## SHORT PROBLEM:
Reproduce the entries exactly.
--*--
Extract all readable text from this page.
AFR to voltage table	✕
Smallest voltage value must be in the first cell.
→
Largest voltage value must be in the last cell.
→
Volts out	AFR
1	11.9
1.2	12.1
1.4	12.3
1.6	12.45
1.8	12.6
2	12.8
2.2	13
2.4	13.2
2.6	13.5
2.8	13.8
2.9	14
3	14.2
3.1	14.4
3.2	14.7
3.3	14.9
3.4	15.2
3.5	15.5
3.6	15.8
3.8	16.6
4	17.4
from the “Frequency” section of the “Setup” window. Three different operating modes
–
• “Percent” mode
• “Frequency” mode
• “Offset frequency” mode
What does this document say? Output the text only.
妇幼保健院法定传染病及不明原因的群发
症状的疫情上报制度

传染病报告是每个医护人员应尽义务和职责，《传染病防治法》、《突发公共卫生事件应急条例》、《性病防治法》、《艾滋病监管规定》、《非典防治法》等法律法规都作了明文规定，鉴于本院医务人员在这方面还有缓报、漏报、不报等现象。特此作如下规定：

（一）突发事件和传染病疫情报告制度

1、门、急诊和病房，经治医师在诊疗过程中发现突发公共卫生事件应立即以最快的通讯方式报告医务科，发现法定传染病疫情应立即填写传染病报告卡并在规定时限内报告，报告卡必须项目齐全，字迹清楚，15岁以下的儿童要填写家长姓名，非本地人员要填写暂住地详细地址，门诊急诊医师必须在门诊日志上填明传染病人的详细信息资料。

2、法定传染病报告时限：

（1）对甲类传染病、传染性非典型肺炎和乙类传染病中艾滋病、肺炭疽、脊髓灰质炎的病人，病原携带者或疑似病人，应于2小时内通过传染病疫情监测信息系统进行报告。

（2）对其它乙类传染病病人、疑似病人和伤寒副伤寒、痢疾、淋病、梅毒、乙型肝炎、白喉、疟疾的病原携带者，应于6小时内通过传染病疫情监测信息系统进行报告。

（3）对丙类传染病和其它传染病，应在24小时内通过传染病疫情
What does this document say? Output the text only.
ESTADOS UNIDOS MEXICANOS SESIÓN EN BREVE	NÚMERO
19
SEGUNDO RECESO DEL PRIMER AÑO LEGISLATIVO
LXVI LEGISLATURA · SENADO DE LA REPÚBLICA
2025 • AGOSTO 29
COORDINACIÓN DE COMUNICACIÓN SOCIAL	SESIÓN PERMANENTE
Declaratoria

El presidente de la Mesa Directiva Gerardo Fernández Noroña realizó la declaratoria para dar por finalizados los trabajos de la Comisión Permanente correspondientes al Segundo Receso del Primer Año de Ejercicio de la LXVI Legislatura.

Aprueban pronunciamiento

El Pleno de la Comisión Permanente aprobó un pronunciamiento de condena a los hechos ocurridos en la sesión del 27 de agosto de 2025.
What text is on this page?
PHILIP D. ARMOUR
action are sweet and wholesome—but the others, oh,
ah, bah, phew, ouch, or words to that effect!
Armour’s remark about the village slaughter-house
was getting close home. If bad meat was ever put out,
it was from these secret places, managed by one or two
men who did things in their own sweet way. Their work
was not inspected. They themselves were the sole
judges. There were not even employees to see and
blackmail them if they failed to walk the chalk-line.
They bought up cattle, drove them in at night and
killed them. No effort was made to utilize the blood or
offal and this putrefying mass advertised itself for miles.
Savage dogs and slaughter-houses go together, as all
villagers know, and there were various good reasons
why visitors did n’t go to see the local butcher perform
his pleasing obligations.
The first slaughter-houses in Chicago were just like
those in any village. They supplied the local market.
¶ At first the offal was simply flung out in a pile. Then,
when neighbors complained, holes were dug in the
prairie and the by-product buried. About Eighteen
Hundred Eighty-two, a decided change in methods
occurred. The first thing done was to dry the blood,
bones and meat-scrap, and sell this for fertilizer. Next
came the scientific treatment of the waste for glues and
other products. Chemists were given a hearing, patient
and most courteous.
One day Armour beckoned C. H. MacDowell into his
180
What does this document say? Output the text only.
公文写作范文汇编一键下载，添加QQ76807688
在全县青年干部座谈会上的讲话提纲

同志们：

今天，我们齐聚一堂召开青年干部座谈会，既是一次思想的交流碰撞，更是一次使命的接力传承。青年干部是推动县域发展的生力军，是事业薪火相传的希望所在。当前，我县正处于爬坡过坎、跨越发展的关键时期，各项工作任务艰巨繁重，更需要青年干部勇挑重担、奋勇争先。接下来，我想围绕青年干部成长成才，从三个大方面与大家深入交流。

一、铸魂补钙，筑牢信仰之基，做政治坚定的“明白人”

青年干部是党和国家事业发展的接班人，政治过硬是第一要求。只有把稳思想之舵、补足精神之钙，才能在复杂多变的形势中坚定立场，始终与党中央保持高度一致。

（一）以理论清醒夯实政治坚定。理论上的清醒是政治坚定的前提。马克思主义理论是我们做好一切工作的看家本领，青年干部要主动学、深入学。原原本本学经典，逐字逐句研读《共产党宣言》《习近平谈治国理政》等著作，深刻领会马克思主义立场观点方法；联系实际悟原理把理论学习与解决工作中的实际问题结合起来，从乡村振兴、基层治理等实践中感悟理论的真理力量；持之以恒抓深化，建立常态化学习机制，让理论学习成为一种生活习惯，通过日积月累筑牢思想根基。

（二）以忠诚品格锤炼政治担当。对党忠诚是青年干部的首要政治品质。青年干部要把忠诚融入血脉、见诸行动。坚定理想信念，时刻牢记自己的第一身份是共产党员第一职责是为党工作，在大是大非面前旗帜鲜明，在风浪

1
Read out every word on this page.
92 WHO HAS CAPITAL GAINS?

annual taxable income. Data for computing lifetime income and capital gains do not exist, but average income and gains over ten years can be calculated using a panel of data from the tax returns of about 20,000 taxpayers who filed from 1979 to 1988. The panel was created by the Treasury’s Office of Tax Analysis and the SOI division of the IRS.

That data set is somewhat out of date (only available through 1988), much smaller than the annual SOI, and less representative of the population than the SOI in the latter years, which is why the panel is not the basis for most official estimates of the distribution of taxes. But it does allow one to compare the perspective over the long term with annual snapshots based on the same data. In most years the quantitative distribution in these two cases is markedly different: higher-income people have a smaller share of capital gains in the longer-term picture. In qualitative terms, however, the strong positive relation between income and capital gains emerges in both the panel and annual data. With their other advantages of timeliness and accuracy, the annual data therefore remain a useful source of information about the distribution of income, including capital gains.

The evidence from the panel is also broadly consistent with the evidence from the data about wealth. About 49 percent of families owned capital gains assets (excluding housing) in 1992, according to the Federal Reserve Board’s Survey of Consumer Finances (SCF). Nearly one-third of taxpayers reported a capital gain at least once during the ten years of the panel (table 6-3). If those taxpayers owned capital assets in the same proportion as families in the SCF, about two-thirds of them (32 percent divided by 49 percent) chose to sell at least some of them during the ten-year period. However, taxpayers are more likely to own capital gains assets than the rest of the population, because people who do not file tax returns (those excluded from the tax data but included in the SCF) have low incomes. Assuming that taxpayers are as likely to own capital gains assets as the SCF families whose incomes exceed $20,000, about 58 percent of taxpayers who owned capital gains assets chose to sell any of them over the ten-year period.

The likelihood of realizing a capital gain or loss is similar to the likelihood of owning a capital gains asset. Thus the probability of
--*--
## PROBLEM SOLUTION:
Extract all readable text from this page.
AFR to voltage table	✕
Smallest voltage value must be in the first cell.
→
Largest voltage value must be in the last cell.
→
Volts out	AFR
1	11.9
1.2	12.1
1.4	12.3
1.6	12.45
1.8	12.6
2	12.8
2.2	13
2.4	13.2
2.6	13.5
2.8	13.8
2.9	14
3	14.2
3.1	14.4
3.2	14.7
3.3	14.9
3.4	15.2
3.5	15.5
3.6	15.8
3.8	16.6
4	17.4
from the “Frequency” section of the “Setup” window. Three different operating modes
–
• “Percent” mode
• “Frequency” mode
• “Offset frequency” mode
What does this document say? Output the text only.
妇幼保健院法定传染病及不明原因的群发
症状的疫情上报制度

传染病报告是每个医护人员应尽义务和职责，《传染病防治法》、《突发公共卫生事件应急条例》、《性病防治法》、《艾滋病监管规定》、《非典防治法》等法律法规都作了明文规定，鉴于本院医务人员在这方面还有缓报、漏报、不报等现象。特此作如下规定：

（一）突发事件和传染病疫情报告制度

1、门、急诊和病房，经治医师在诊疗过程中发现突发公共卫生事件应立即以最快的通讯方式报告医务科，发现法定传染病疫情应立即填写传染病报告卡并在规定时限内报告，报告卡必须项目齐全，字迹清楚，15岁以下的儿童要填写家长姓名，非本地人员要填写暂住地详细地址，门诊急诊医师必须在门诊日志上填明传染病人的详细信息资料。

2、法定传染病报告时限：

（1）对甲类传染病、传染性非典型肺炎和乙类传染病中艾滋病、肺炭疽、脊髓灰质炎的病人，病原携带者或疑似病人，应于2小时内通过传染病疫情监测信息系统进行报告。

（2）对其它乙类传染病病人、疑似病人和伤寒副伤寒、痢疾、淋病、梅毒、乙型肝炎、白喉、疟疾的病原携带者，应于6小时内通过传染病疫情监测信息系统进行报告。

（3）对丙类传染病和其它传染病，应在24小时内通过传染病疫情
What does this document say? Output the text only.
ESTADOS UNIDOS MEXICANOS SESIÓN EN BREVE	NÚMERO
19
SEGUNDO RECESO DEL PRIMER AÑO LEGISLATIVO
LXVI LEGISLATURA · SENADO DE LA REPÚBLICA
2025 • AGOSTO 29
COORDINACIÓN DE COMUNICACIÓN SOCIAL	SESIÓN PERMANENTE
Declaratoria

El presidente de la Mesa Directiva Gerardo Fernández Noroña realizó la declaratoria para dar por finalizados los trabajos de la Comisión Permanente correspondientes al Segundo Receso del Primer Año de Ejercicio de la LXVI Legislatura.

Aprueban pronunciamiento

El Pleno de la Comisión Permanente aprobó un pronunciamiento de condena a los hechos ocurridos en la sesión del 27 de agosto de 2025.
What text is on this page?
PHILIP D. ARMOUR
action are sweet and wholesome—but the others, oh,
ah, bah, phew, ouch, or words to that effect!
Armour’s remark about the village slaughter-house
was getting close home. If bad meat was ever put out,
it was from these secret places, managed by one or two
men who did things in their own sweet way. Their work
was not inspected. They themselves were the sole
judges. There were not even employees to see and
blackmail them if they failed to walk the chalk-line.
They bought up cattle, drove them in at night and
killed them. No effort was made to utilize the blood or
offal and this putrefying mass advertised itself for miles.
Savage dogs and slaughter-houses go together, as all
villagers know, and there were various good reasons
why visitors did n’t go to see the local butcher perform
his pleasing obligations.
The first slaughter-houses in Chicago were just like
those in any village. They supplied the local market.
¶ At first the offal was simply flung out in a pile. Then,
when neighbors complained, holes were dug in the
prairie and the by-product buried. About Eighteen
Hundred Eighty-two, a decided change in methods
occurred. The first thing done was to dry the blood,
bones and meat-scrap, and sell this for fertilizer. Next
came the scientific treatment of the waste for glues and
other products. Chemists were given a hearing, patient
and most courteous.
One day Armour beckoned C. H. MacDowell into his
180
What does this document say? Output the text only.
公文写作范文汇编一键下载，添加QQ76807688
在全县青年干部座谈会上的讲话提纲

同志们：

今天，我们齐聚一堂召开青年干部座谈会，既是一次思想的交流碰撞，更是一次使命的接力传承。青年干部是推动县域发展的生力军，是事业薪火相传的希望所在。当前，我县正处于爬坡过坎、跨越发展的关键时期，各项工作任务艰巨繁重，更需要青年干部勇挑重担、奋勇争先。接下来，我想围绕青年干部成长成才，从三个大方面与大家深入交流。

一、铸魂补钙，筑牢信仰之基，做政治坚定的“明白人”

青年干部是党和国家事业发展的接班人，政治过硬是第一要求。只有把稳思想之舵、补足精神之钙，才能在复杂多变的形势中坚定立场，始终与党中央保持高度一致。

（一）以理论清醒夯实政治坚定。理论上的清醒是政治坚定的前提。马克思主义理论是我们做好一切工作的看家本领，青年干部要主动学、深入学。原原本本学经典，逐字逐句研读《共产党宣言》《习近平谈治国理政》等著作，深刻领会马克思主义立场观点方法；联系实际悟原理把理论学习与解决工作中的实际问题结合起来，从乡村振兴、基层治理等实践中感悟理论的真理力量；持之以恒抓深化，建立常态化学习机制，让理论学习成为一种生活习惯，通过日积月累筑牢思想根基。

（二）以忠诚品格锤炼政治担当。对党忠诚是青年干部的首要政治品质。青年干部要把忠诚融入血脉、见诸行动。坚定理想信念，时刻牢记自己的第一身份是共产党员第一职责是为党工作，在大是大非面前旗帜鲜明，在风浪

1
Read out every word on this page.
92 WHO HAS CAPITAL GAINS?

annual taxable income. Data for computing lifetime income and capital gains do not exist, but average income and gains over ten years can be calculated using a panel of data from the tax returns of about 20,000 taxpayers who filed from 1979 to 1988. The panel was created by the Treasury’s Office of Tax Analysis and the SOI division of the IRS.

That data set is somewhat out of date (only available through 1988), much smaller than the annual SOI, and less representative of the population than the SOI in the latter years, which is why the panel is not the basis for most official estimates of the distribution of taxes. But it does allow one to compare the perspective over the long term with annual snapshots based on the same data. In most years the quantitative distribution in these two cases is markedly different: higher-income people have a smaller share of capital gains in the longer-term picture. In qualitative terms, however, the strong positive relation between income and capital gains emerges in both the panel and annual data. With their other advantages of timeliness and accuracy, the annual data therefore remain a useful source of information about the distribution of income, including capital gains.

The evidence from the panel is also broadly consistent with the evidence from the data about wealth. About 49 percent of families owned capital gains assets (excluding housing) in 1992, according to the Federal Reserve Board’s Survey of Consumer Finances (SCF). Nearly one-third of taxpayers reported a capital gain at least once during the ten years of the panel (table 6-3). If those taxpayers owned capital assets in the same proportion as families in the SCF, about two-thirds of them (32 percent divided by 49 percent) chose to sell at least some of them during the ten-year period. However, taxpayers are more likely to own capital gains assets than the rest of the population, because people who do not file tax returns (those excluded from the tax data but included in the SCF) have low incomes. Assuming that taxpayers are as likely to own capital gains assets as the SCF families whose incomes exceed $20,000, about 58 percent of taxpayers who owned capital gains assets chose to sell any of them over the ten-year period.

The likelihood of realizing a capital gain or loss is similar to the likelihood of owning a capital gains asset. Thus the probability of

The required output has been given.